The problem:
Only the pictures are omitted; repeat all other data exactly.

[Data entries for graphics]
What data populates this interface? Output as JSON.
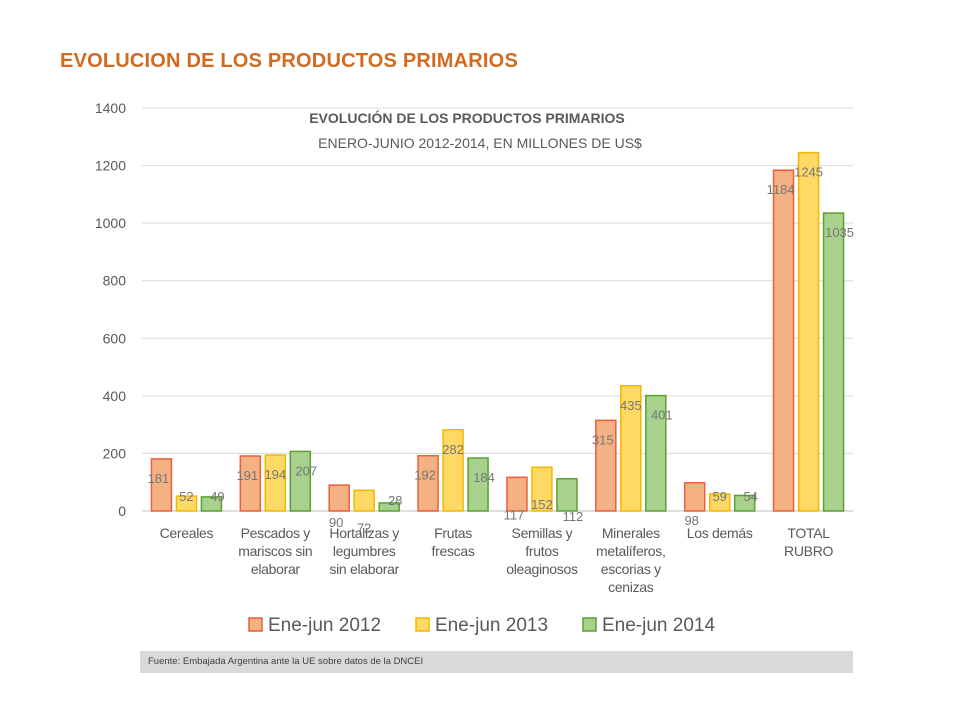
{
  "page_title": "EVOLUCION DE LOS PRODUCTOS PRIMARIOS",
  "footer": "Fuente: Embajada Argentina ante la UE sobre datos de la DNCEI",
  "chart_data": {
    "type": "bar",
    "title": "EVOLUCIÓN DE LOS PRODUCTOS PRIMARIOS",
    "subtitle": "ENERO-JUNIO 2012-2014, EN MILLONES DE US$",
    "ylim": [
      0,
      1400
    ],
    "yticks": [
      0,
      200,
      400,
      600,
      800,
      1000,
      1200,
      1400
    ],
    "grid": true,
    "legend_position": "bottom",
    "categories": [
      [
        "Cereales"
      ],
      [
        "Pescados y",
        "mariscos sin",
        "elaborar"
      ],
      [
        "Hortalizas y",
        "legumbres",
        "sin elaborar"
      ],
      [
        "Frutas",
        "frescas"
      ],
      [
        "Semillas y",
        "frutos",
        "oleaginosos"
      ],
      [
        "Minerales",
        "metalíferos,",
        "escorias y",
        "cenizas"
      ],
      [
        "Los demás"
      ],
      [
        "TOTAL",
        "RUBRO"
      ]
    ],
    "series": [
      {
        "name": "Ene-jun 2012",
        "fill": "#F4B183",
        "stroke": "#E8603C",
        "values": [
          181,
          191,
          90,
          192,
          117,
          315,
          98,
          1184
        ]
      },
      {
        "name": "Ene-jun 2013",
        "fill": "#FFD966",
        "stroke": "#F2B800",
        "values": [
          52,
          194,
          72,
          282,
          152,
          435,
          59,
          1245
        ]
      },
      {
        "name": "Ene-jun 2014",
        "fill": "#A9D18E",
        "stroke": "#5AA032",
        "values": [
          49,
          207,
          28,
          184,
          112,
          401,
          54,
          1035
        ]
      }
    ]
  }
}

Problem solution:
What data populates this interface? Output as JSON.
{
  "page_title": "EVOLUCION DE LOS PRODUCTOS PRIMARIOS",
  "footer": "Fuente: Embajada Argentina ante la UE sobre datos de la DNCEI",
  "chart_data": {
    "type": "bar",
    "title": "EVOLUCIÓN DE LOS PRODUCTOS PRIMARIOS",
    "subtitle": "ENERO-JUNIO 2012-2014, EN MILLONES DE US$",
    "ylim": [
      0,
      1400
    ],
    "yticks": [
      0,
      200,
      400,
      600,
      800,
      1000,
      1200,
      1400
    ],
    "grid": true,
    "legend_position": "bottom",
    "categories": [
      [
        "Cereales"
      ],
      [
        "Pescados y",
        "mariscos sin",
        "elaborar"
      ],
      [
        "Hortalizas y",
        "legumbres",
        "sin elaborar"
      ],
      [
        "Frutas",
        "frescas"
      ],
      [
        "Semillas y",
        "frutos",
        "oleaginosos"
      ],
      [
        "Minerales",
        "metalíferos,",
        "escorias y",
        "cenizas"
      ],
      [
        "Los demás"
      ],
      [
        "TOTAL",
        "RUBRO"
      ]
    ],
    "series": [
      {
        "name": "Ene-jun 2012",
        "fill": "#F4B183",
        "stroke": "#E8603C",
        "values": [
          181,
          191,
          90,
          192,
          117,
          315,
          98,
          1184
        ]
      },
      {
        "name": "Ene-jun 2013",
        "fill": "#FFD966",
        "stroke": "#F2B800",
        "values": [
          52,
          194,
          72,
          282,
          152,
          435,
          59,
          1245
        ]
      },
      {
        "name": "Ene-jun 2014",
        "fill": "#A9D18E",
        "stroke": "#5AA032",
        "values": [
          49,
          207,
          28,
          184,
          112,
          401,
          54,
          1035
        ]
      }
    ]
  }
}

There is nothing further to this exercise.